TASK TO COMPLETE -
Would you set down every entry shown below, precisely as written?
— begin DATASET —
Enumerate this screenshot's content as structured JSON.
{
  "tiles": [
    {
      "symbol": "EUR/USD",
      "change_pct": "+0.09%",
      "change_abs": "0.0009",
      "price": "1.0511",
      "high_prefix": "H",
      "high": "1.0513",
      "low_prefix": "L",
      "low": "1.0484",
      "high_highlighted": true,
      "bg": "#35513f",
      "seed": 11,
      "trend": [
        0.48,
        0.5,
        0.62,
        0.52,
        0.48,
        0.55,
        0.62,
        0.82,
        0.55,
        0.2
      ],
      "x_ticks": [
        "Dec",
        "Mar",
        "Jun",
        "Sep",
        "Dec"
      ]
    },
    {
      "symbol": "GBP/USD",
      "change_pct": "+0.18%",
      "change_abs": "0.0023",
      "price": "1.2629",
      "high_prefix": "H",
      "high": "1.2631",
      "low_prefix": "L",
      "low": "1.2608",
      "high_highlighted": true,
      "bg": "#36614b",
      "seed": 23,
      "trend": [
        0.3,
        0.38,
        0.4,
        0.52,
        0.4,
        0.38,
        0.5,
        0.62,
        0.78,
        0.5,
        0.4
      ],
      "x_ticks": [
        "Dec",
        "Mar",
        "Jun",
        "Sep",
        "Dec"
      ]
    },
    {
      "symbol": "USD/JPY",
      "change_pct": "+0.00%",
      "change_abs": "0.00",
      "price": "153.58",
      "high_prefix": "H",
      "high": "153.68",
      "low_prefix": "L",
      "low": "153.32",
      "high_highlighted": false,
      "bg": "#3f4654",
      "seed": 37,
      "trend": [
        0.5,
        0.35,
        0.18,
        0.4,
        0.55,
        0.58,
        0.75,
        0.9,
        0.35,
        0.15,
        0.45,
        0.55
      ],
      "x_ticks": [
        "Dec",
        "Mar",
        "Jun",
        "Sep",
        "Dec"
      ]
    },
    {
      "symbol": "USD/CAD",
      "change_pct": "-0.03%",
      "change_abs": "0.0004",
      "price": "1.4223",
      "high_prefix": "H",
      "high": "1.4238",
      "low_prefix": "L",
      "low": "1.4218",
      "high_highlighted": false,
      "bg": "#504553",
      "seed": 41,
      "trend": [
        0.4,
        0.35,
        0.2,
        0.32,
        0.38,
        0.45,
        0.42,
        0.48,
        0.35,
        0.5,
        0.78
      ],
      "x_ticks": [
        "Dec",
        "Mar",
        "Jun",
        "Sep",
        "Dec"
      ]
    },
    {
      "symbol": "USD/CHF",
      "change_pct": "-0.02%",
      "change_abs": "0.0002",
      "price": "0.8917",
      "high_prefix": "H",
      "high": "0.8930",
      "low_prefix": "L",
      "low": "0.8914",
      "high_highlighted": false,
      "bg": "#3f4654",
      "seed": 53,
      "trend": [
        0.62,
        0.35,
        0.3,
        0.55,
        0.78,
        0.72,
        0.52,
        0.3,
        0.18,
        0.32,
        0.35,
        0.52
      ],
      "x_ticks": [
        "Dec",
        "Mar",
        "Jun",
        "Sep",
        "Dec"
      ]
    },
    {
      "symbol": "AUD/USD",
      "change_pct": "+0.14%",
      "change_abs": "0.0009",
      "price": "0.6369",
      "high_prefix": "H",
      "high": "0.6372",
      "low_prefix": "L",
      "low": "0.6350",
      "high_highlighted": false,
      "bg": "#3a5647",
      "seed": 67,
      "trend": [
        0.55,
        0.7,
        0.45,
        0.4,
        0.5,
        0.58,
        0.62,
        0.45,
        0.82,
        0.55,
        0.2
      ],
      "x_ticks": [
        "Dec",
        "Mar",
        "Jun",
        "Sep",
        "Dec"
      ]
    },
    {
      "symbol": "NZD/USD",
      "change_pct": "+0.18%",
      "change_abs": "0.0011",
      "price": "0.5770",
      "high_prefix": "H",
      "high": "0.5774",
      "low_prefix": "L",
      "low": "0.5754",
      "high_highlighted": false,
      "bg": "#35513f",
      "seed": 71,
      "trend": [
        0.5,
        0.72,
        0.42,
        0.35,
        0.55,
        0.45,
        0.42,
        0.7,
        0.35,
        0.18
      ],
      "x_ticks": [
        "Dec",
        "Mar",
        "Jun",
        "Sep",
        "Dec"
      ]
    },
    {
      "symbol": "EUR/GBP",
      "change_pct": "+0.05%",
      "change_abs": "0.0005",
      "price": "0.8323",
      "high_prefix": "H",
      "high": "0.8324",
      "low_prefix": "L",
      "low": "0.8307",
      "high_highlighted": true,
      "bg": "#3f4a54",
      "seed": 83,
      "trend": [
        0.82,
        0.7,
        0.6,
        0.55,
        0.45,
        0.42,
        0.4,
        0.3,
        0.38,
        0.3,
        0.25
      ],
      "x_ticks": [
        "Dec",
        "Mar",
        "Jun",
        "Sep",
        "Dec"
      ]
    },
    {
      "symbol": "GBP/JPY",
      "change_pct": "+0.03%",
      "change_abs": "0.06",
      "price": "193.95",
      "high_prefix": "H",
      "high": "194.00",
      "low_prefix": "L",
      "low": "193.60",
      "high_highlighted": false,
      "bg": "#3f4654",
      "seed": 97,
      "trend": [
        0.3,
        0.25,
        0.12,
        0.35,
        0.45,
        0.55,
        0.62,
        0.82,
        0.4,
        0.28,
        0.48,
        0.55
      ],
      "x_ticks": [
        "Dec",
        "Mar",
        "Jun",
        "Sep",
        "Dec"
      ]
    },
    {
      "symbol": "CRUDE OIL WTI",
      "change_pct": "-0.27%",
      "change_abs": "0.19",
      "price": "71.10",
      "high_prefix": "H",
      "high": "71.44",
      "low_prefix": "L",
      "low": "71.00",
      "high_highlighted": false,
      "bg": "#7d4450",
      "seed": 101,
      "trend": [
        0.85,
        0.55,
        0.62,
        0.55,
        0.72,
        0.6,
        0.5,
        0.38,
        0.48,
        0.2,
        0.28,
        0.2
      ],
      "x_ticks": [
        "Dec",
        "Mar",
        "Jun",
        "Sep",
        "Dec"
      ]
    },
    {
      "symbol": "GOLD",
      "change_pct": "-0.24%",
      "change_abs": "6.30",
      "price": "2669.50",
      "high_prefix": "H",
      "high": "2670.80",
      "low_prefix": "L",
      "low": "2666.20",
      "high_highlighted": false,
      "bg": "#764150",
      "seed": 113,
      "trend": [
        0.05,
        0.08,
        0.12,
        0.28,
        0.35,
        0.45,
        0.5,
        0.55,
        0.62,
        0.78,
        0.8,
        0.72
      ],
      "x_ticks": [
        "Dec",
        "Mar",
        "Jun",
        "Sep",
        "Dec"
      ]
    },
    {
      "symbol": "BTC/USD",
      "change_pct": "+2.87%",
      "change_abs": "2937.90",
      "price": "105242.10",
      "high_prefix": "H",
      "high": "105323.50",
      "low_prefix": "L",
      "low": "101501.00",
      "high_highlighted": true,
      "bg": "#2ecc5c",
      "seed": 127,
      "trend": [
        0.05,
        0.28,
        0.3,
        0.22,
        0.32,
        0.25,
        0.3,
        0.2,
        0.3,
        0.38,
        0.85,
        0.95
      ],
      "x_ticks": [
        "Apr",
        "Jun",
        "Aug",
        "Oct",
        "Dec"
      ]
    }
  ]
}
— end DATASET —
WRITTEN REPLY -
Enumerate this screenshot's content as structured JSON.
{
  "tiles": [
    {
      "symbol": "EUR/USD",
      "change_pct": "+0.09%",
      "change_abs": "0.0009",
      "price": "1.0511",
      "high_prefix": "H",
      "high": "1.0513",
      "low_prefix": "L",
      "low": "1.0484",
      "high_highlighted": true,
      "bg": "#35513f",
      "seed": 11,
      "trend": [
        0.48,
        0.5,
        0.62,
        0.52,
        0.48,
        0.55,
        0.62,
        0.82,
        0.55,
        0.2
      ],
      "x_ticks": [
        "Dec",
        "Mar",
        "Jun",
        "Sep",
        "Dec"
      ]
    },
    {
      "symbol": "GBP/USD",
      "change_pct": "+0.18%",
      "change_abs": "0.0023",
      "price": "1.2629",
      "high_prefix": "H",
      "high": "1.2631",
      "low_prefix": "L",
      "low": "1.2608",
      "high_highlighted": true,
      "bg": "#36614b",
      "seed": 23,
      "trend": [
        0.3,
        0.38,
        0.4,
        0.52,
        0.4,
        0.38,
        0.5,
        0.62,
        0.78,
        0.5,
        0.4
      ],
      "x_ticks": [
        "Dec",
        "Mar",
        "Jun",
        "Sep",
        "Dec"
      ]
    },
    {
      "symbol": "USD/JPY",
      "change_pct": "+0.00%",
      "change_abs": "0.00",
      "price": "153.58",
      "high_prefix": "H",
      "high": "153.68",
      "low_prefix": "L",
      "low": "153.32",
      "high_highlighted": false,
      "bg": "#3f4654",
      "seed": 37,
      "trend": [
        0.5,
        0.35,
        0.18,
        0.4,
        0.55,
        0.58,
        0.75,
        0.9,
        0.35,
        0.15,
        0.45,
        0.55
      ],
      "x_ticks": [
        "Dec",
        "Mar",
        "Jun",
        "Sep",
        "Dec"
      ]
    },
    {
      "symbol": "USD/CAD",
      "change_pct": "-0.03%",
      "change_abs": "0.0004",
      "price": "1.4223",
      "high_prefix": "H",
      "high": "1.4238",
      "low_prefix": "L",
      "low": "1.4218",
      "high_highlighted": false,
      "bg": "#504553",
      "seed": 41,
      "trend": [
        0.4,
        0.35,
        0.2,
        0.32,
        0.38,
        0.45,
        0.42,
        0.48,
        0.35,
        0.5,
        0.78
      ],
      "x_ticks": [
        "Dec",
        "Mar",
        "Jun",
        "Sep",
        "Dec"
      ]
    },
    {
      "symbol": "USD/CHF",
      "change_pct": "-0.02%",
      "change_abs": "0.0002",
      "price": "0.8917",
      "high_prefix": "H",
      "high": "0.8930",
      "low_prefix": "L",
      "low": "0.8914",
      "high_highlighted": false,
      "bg": "#3f4654",
      "seed": 53,
      "trend": [
        0.62,
        0.35,
        0.3,
        0.55,
        0.78,
        0.72,
        0.52,
        0.3,
        0.18,
        0.32,
        0.35,
        0.52
      ],
      "x_ticks": [
        "Dec",
        "Mar",
        "Jun",
        "Sep",
        "Dec"
      ]
    },
    {
      "symbol": "AUD/USD",
      "change_pct": "+0.14%",
      "change_abs": "0.0009",
      "price": "0.6369",
      "high_prefix": "H",
      "high": "0.6372",
      "low_prefix": "L",
      "low": "0.6350",
      "high_highlighted": false,
      "bg": "#3a5647",
      "seed": 67,
      "trend": [
        0.55,
        0.7,
        0.45,
        0.4,
        0.5,
        0.58,
        0.62,
        0.45,
        0.82,
        0.55,
        0.2
      ],
      "x_ticks": [
        "Dec",
        "Mar",
        "Jun",
        "Sep",
        "Dec"
      ]
    },
    {
      "symbol": "NZD/USD",
      "change_pct": "+0.18%",
      "change_abs": "0.0011",
      "price": "0.5770",
      "high_prefix": "H",
      "high": "0.5774",
      "low_prefix": "L",
      "low": "0.5754",
      "high_highlighted": false,
      "bg": "#35513f",
      "seed": 71,
      "trend": [
        0.5,
        0.72,
        0.42,
        0.35,
        0.55,
        0.45,
        0.42,
        0.7,
        0.35,
        0.18
      ],
      "x_ticks": [
        "Dec",
        "Mar",
        "Jun",
        "Sep",
        "Dec"
      ]
    },
    {
      "symbol": "EUR/GBP",
      "change_pct": "+0.05%",
      "change_abs": "0.0005",
      "price": "0.8323",
      "high_prefix": "H",
      "high": "0.8324",
      "low_prefix": "L",
      "low": "0.8307",
      "high_highlighted": true,
      "bg": "#3f4a54",
      "seed": 83,
      "trend": [
        0.82,
        0.7,
        0.6,
        0.55,
        0.45,
        0.42,
        0.4,
        0.3,
        0.38,
        0.3,
        0.25
      ],
      "x_ticks": [
        "Dec",
        "Mar",
        "Jun",
        "Sep",
        "Dec"
      ]
    },
    {
      "symbol": "GBP/JPY",
      "change_pct": "+0.03%",
      "change_abs": "0.06",
      "price": "193.95",
      "high_prefix": "H",
      "high": "194.00",
      "low_prefix": "L",
      "low": "193.60",
      "high_highlighted": false,
      "bg": "#3f4654",
      "seed": 97,
      "trend": [
        0.3,
        0.25,
        0.12,
        0.35,
        0.45,
        0.55,
        0.62,
        0.82,
        0.4,
        0.28,
        0.48,
        0.55
      ],
      "x_ticks": [
        "Dec",
        "Mar",
        "Jun",
        "Sep",
        "Dec"
      ]
    },
    {
      "symbol": "CRUDE OIL WTI",
      "change_pct": "-0.27%",
      "change_abs": "0.19",
      "price": "71.10",
      "high_prefix": "H",
      "high": "71.44",
      "low_prefix": "L",
      "low": "71.00",
      "high_highlighted": false,
      "bg": "#7d4450",
      "seed": 101,
      "trend": [
        0.85,
        0.55,
        0.62,
        0.55,
        0.72,
        0.6,
        0.5,
        0.38,
        0.48,
        0.2,
        0.28,
        0.2
      ],
      "x_ticks": [
        "Dec",
        "Mar",
        "Jun",
        "Sep",
        "Dec"
      ]
    },
    {
      "symbol": "GOLD",
      "change_pct": "-0.24%",
      "change_abs": "6.30",
      "price": "2669.50",
      "high_prefix": "H",
      "high": "2670.80",
      "low_prefix": "L",
      "low": "2666.20",
      "high_highlighted": false,
      "bg": "#764150",
      "seed": 113,
      "trend": [
        0.05,
        0.08,
        0.12,
        0.28,
        0.35,
        0.45,
        0.5,
        0.55,
        0.62,
        0.78,
        0.8,
        0.72
      ],
      "x_ticks": [
        "Dec",
        "Mar",
        "Jun",
        "Sep",
        "Dec"
      ]
    },
    {
      "symbol": "BTC/USD",
      "change_pct": "+2.87%",
      "change_abs": "2937.90",
      "price": "105242.10",
      "high_prefix": "H",
      "high": "105323.50",
      "low_prefix": "L",
      "low": "101501.00",
      "high_highlighted": true,
      "bg": "#2ecc5c",
      "seed": 127,
      "trend": [
        0.05,
        0.28,
        0.3,
        0.22,
        0.32,
        0.25,
        0.3,
        0.2,
        0.3,
        0.38,
        0.85,
        0.95
      ],
      "x_ticks": [
        "Apr",
        "Jun",
        "Aug",
        "Oct",
        "Dec"
      ]
    }
  ]
}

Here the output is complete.